Requirement:
Copy every line of the entries that includes the word "name".

==== Stored records

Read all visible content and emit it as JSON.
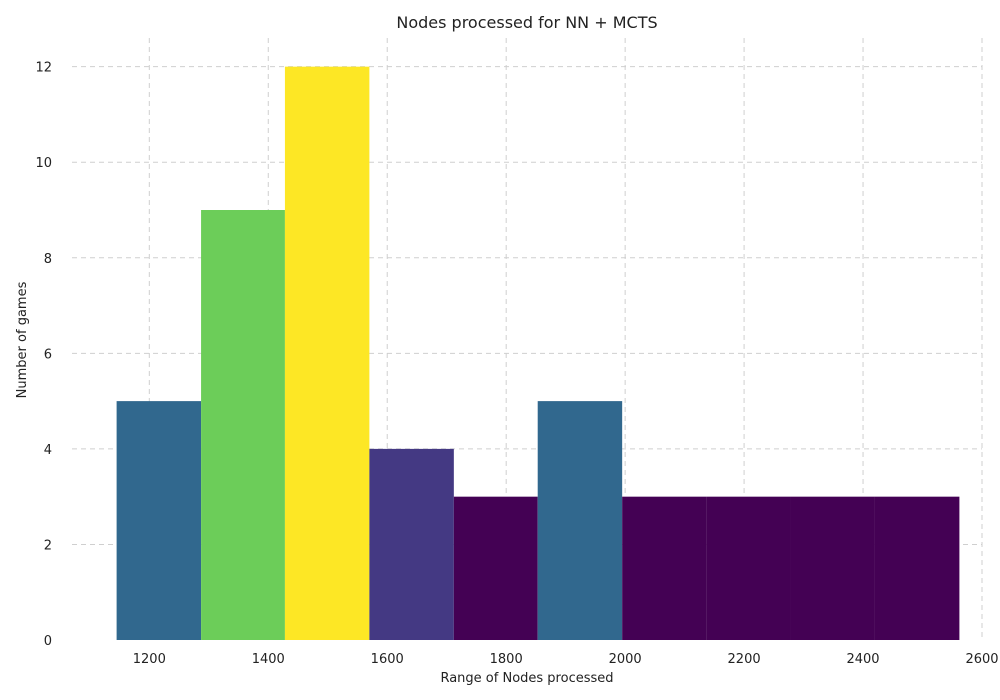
{
  "chart_data": {
    "type": "bar",
    "title": "Nodes processed for NN + MCTS",
    "xlabel": "Range of Nodes processed",
    "ylabel": "Number of games",
    "xlim": [
      1070,
      2600
    ],
    "ylim": [
      0,
      12.6
    ],
    "x_ticks": [
      1200,
      1400,
      1600,
      1800,
      2000,
      2200,
      2400,
      2600
    ],
    "y_ticks": [
      0,
      2,
      4,
      6,
      8,
      10,
      12
    ],
    "grid": true,
    "bins": [
      {
        "x0": 1145,
        "x1": 1287,
        "count": 5,
        "color": "#31688e"
      },
      {
        "x0": 1287,
        "x1": 1428,
        "count": 9,
        "color": "#6ccd59"
      },
      {
        "x0": 1428,
        "x1": 1570,
        "count": 12,
        "color": "#fde725"
      },
      {
        "x0": 1570,
        "x1": 1712,
        "count": 4,
        "color": "#443983"
      },
      {
        "x0": 1712,
        "x1": 1853,
        "count": 3,
        "color": "#440154"
      },
      {
        "x0": 1853,
        "x1": 1995,
        "count": 5,
        "color": "#31688e"
      },
      {
        "x0": 1995,
        "x1": 2137,
        "count": 3,
        "color": "#440154"
      },
      {
        "x0": 2137,
        "x1": 2278,
        "count": 3,
        "color": "#440154"
      },
      {
        "x0": 2278,
        "x1": 2420,
        "count": 3,
        "color": "#440154"
      },
      {
        "x0": 2420,
        "x1": 2562,
        "count": 3,
        "color": "#440154"
      }
    ]
  }
}
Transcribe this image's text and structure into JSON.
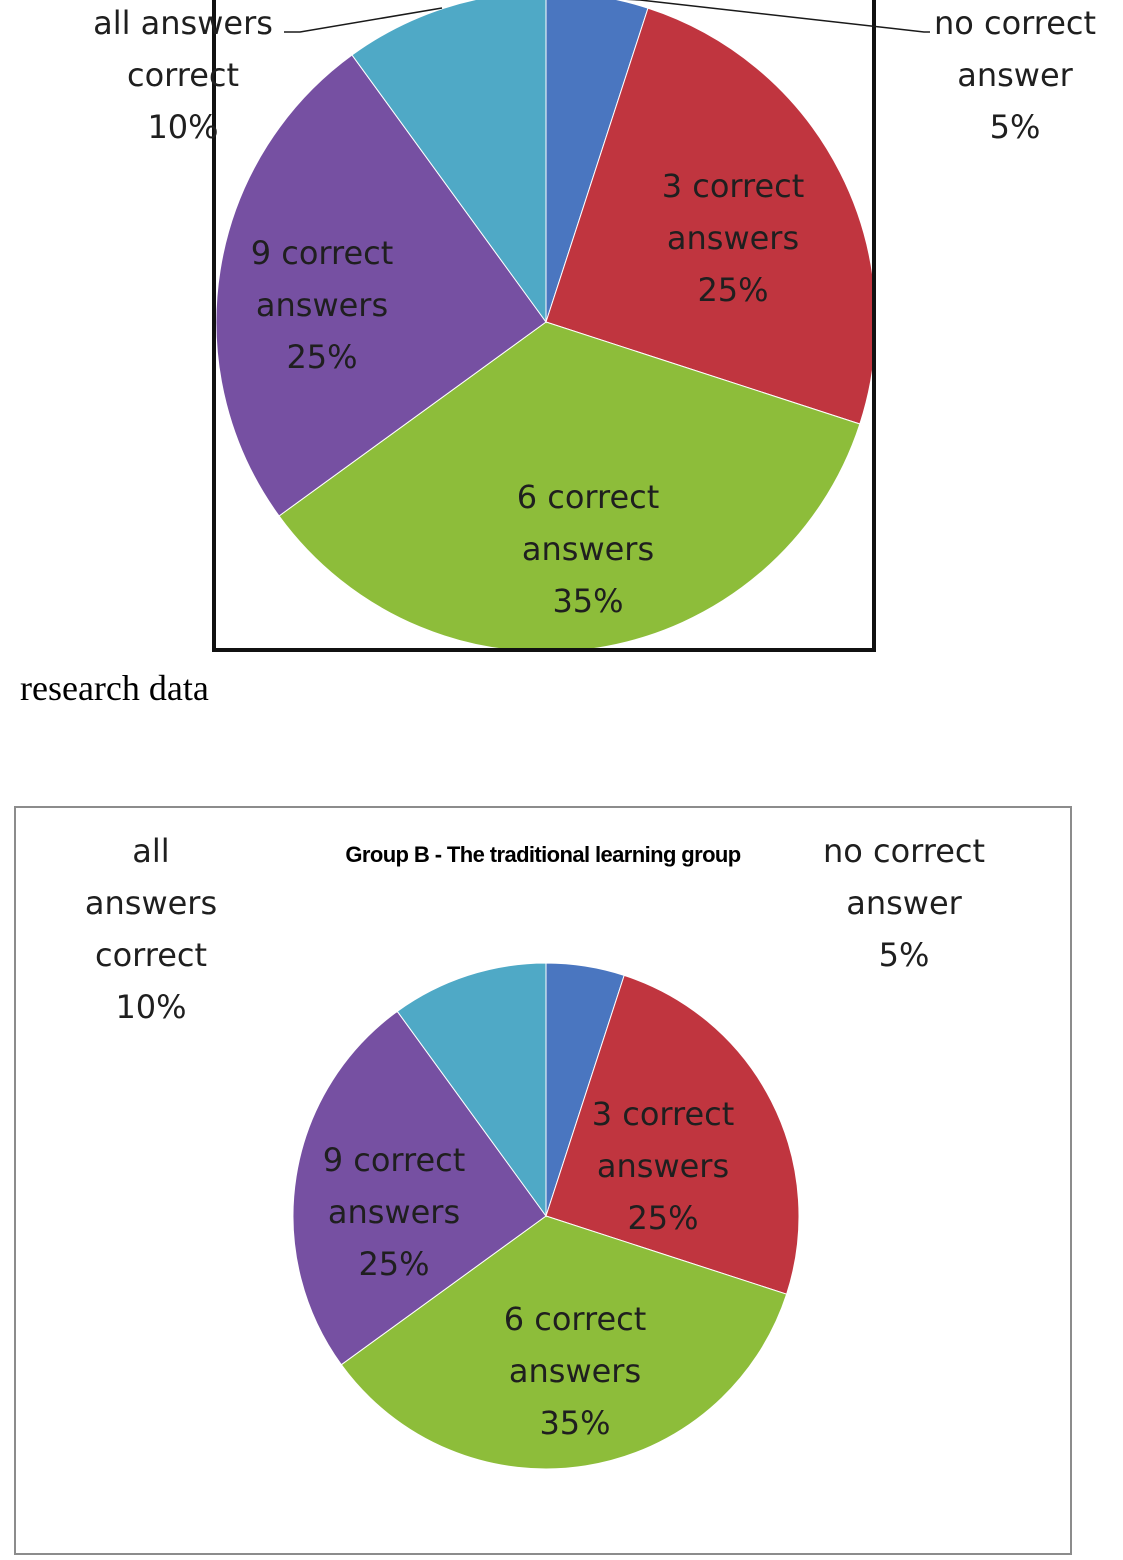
{
  "caption": "research data",
  "chart_data": [
    {
      "type": "pie",
      "title": "",
      "slices": [
        {
          "label_lines": [
            "no correct",
            "answer",
            "5%"
          ],
          "value": 5,
          "color": "#4a76c0"
        },
        {
          "label_lines": [
            "3 correct",
            "answers",
            "25%"
          ],
          "value": 25,
          "color": "#c0353f"
        },
        {
          "label_lines": [
            "6 correct",
            "answers",
            "35%"
          ],
          "value": 35,
          "color": "#8dbd3a"
        },
        {
          "label_lines": [
            "9 correct",
            "answers",
            "25%"
          ],
          "value": 25,
          "color": "#7650a2"
        },
        {
          "label_lines": [
            "all answers",
            "correct",
            "10%"
          ],
          "value": 10,
          "color": "#4fa9c6"
        }
      ]
    },
    {
      "type": "pie",
      "title": "Group B - The traditional learning group",
      "slices": [
        {
          "label_lines": [
            "no correct",
            "answer",
            "5%"
          ],
          "value": 5,
          "color": "#4a76c0"
        },
        {
          "label_lines": [
            "3 correct",
            "answers",
            "25%"
          ],
          "value": 25,
          "color": "#c0353f"
        },
        {
          "label_lines": [
            "6 correct",
            "answers",
            "35%"
          ],
          "value": 35,
          "color": "#8dbd3a"
        },
        {
          "label_lines": [
            "9 correct",
            "answers",
            "25%"
          ],
          "value": 25,
          "color": "#7650a2"
        },
        {
          "label_lines": [
            "all",
            "answers",
            "correct",
            "10%"
          ],
          "value": 10,
          "color": "#4fa9c6"
        }
      ]
    }
  ]
}
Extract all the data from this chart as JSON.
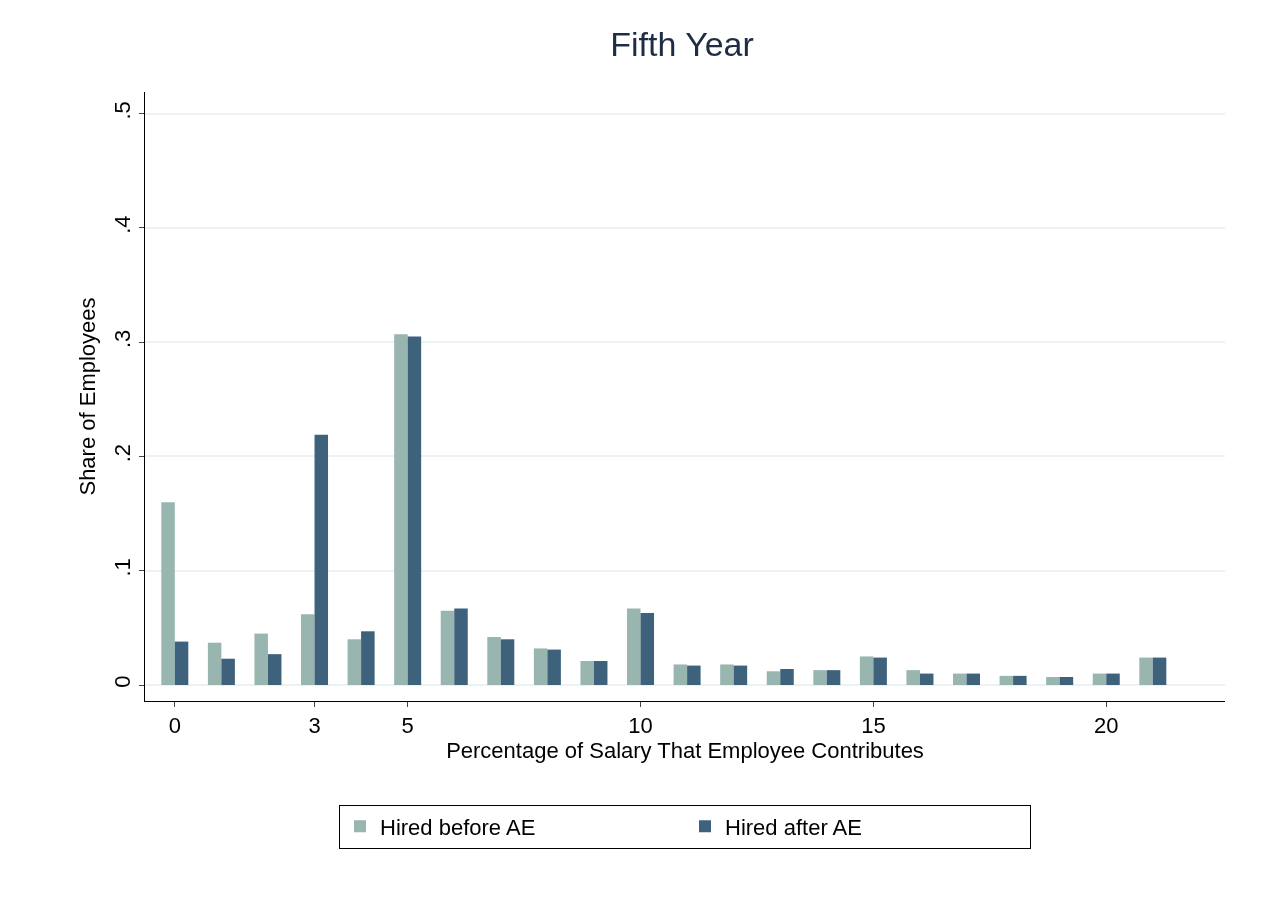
{
  "chart_data": {
    "type": "bar",
    "title": "Fifth Year",
    "xlabel": "Percentage of Salary That Employee Contributes",
    "ylabel": "Share of Employees",
    "x": [
      0,
      1,
      2,
      3,
      4,
      5,
      6,
      7,
      8,
      9,
      10,
      11,
      12,
      13,
      14,
      15,
      16,
      17,
      18,
      19,
      20,
      21
    ],
    "series": [
      {
        "name": "Hired before AE",
        "color": "#99b5b0",
        "values": [
          0.16,
          0.037,
          0.045,
          0.062,
          0.04,
          0.307,
          0.065,
          0.042,
          0.032,
          0.021,
          0.067,
          0.018,
          0.018,
          0.012,
          0.013,
          0.025,
          0.013,
          0.01,
          0.008,
          0.007,
          0.01,
          0.024
        ]
      },
      {
        "name": "Hired after AE",
        "color": "#3e627c",
        "values": [
          0.038,
          0.023,
          0.027,
          0.219,
          0.047,
          0.305,
          0.067,
          0.04,
          0.031,
          0.021,
          0.063,
          0.017,
          0.017,
          0.014,
          0.013,
          0.024,
          0.01,
          0.01,
          0.008,
          0.007,
          0.01,
          0.024
        ]
      }
    ],
    "xlim": [
      -0.64,
      22.55
    ],
    "xticks": [
      0,
      3,
      5,
      10,
      15,
      20
    ],
    "ylim": [
      -0.014,
      0.519
    ],
    "yticks": [
      {
        "value": 0,
        "label": "0"
      },
      {
        "value": 0.1,
        "label": ".1"
      },
      {
        "value": 0.2,
        "label": ".2"
      },
      {
        "value": 0.3,
        "label": ".3"
      },
      {
        "value": 0.4,
        "label": ".4"
      },
      {
        "value": 0.5,
        "label": ".5"
      }
    ],
    "grid": "y",
    "legend": "bottom"
  }
}
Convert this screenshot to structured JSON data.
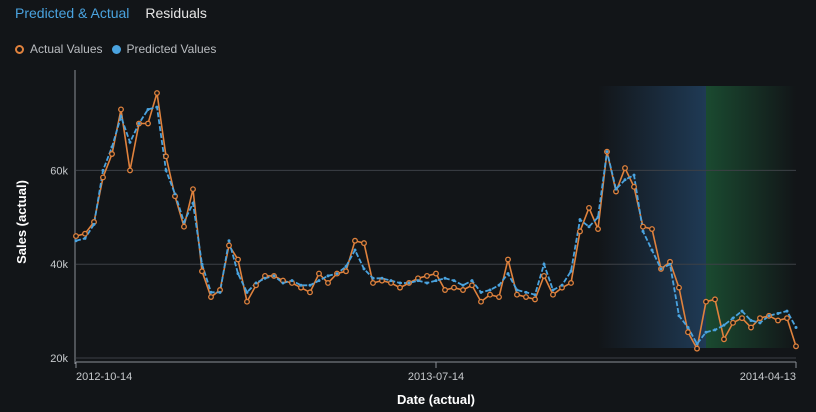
{
  "tabs": [
    {
      "label": "Predicted & Actual",
      "active": true
    },
    {
      "label": "Residuals",
      "active": false
    }
  ],
  "legend": {
    "actual_label": "Actual Values",
    "predicted_label": "Predicted Values"
  },
  "colors": {
    "actual": "#e0823d",
    "predicted": "#4aa3df",
    "active_tab": "#4aa3df",
    "background": "#121518",
    "grid": "#3c4046",
    "backtest_band": "#1f3a55",
    "holdout_band": "#1a4a30"
  },
  "chart_data": {
    "type": "line",
    "xlabel": "Date (actual)",
    "ylabel": "Sales (actual)",
    "x_ticks": [
      "2012-10-14",
      "2013-07-14",
      "2014-04-13"
    ],
    "y_ticks": [
      "20k",
      "40k",
      "60k"
    ],
    "ylim": [
      20000,
      78000
    ],
    "x_index_range": [
      0,
      80
    ],
    "grid": "horizontal",
    "highlight_regions": [
      {
        "name": "backtest",
        "from_index": 58,
        "to_index": 70
      },
      {
        "name": "holdout",
        "from_index": 70,
        "to_index": 80
      }
    ],
    "series": [
      {
        "name": "Actual Values",
        "values": [
          46000,
          46500,
          49000,
          58500,
          63500,
          73000,
          60000,
          70000,
          70000,
          76500,
          63000,
          54500,
          48000,
          56000,
          38500,
          33000,
          34500,
          44000,
          41000,
          32000,
          35500,
          37500,
          37500,
          36500,
          36000,
          35000,
          34000,
          38000,
          36000,
          38000,
          38500,
          45000,
          44500,
          36000,
          36500,
          36000,
          35000,
          36000,
          37000,
          37500,
          38000,
          34500,
          35000,
          34500,
          35500,
          32000,
          33500,
          33000,
          41000,
          33500,
          33000,
          32500,
          37500,
          33500,
          35000,
          36000,
          47000,
          52000,
          47500,
          64000,
          55500,
          60500,
          56500,
          48000,
          47500,
          39000,
          40500,
          35000,
          25500,
          22000,
          32000,
          32500,
          24000,
          27500,
          28500,
          26500,
          28500,
          29000,
          28000,
          28500,
          22500
        ],
        "values_note": "sampled approx. daily points read from chart"
      },
      {
        "name": "Predicted Values",
        "values": [
          45000,
          45500,
          48500,
          60000,
          65000,
          71500,
          66000,
          70000,
          73000,
          73500,
          60000,
          55000,
          49000,
          53000,
          40000,
          34000,
          34000,
          45000,
          38000,
          34000,
          36000,
          37000,
          37500,
          36000,
          36500,
          35500,
          35500,
          36500,
          37500,
          38000,
          39500,
          43000,
          39000,
          37000,
          37000,
          36500,
          36000,
          36000,
          36500,
          36000,
          36500,
          37000,
          36500,
          35500,
          36500,
          34000,
          34500,
          35500,
          38000,
          34500,
          34000,
          33500,
          40000,
          34500,
          35500,
          38500,
          49500,
          48000,
          50000,
          64000,
          56000,
          58000,
          59000,
          47000,
          43000,
          39000,
          40000,
          29000,
          26500,
          23000,
          25500,
          26000,
          27000,
          28500,
          30000,
          28000,
          27500,
          29000,
          29500,
          30000,
          26500
        ]
      }
    ]
  }
}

========

Answer:
        "name": "Hired before AE",
        "name": "Hired after AE",
        "name": "backtest",
        "name": "holdout",
        "name": "Actual Values",
        "name": "Predicted Values",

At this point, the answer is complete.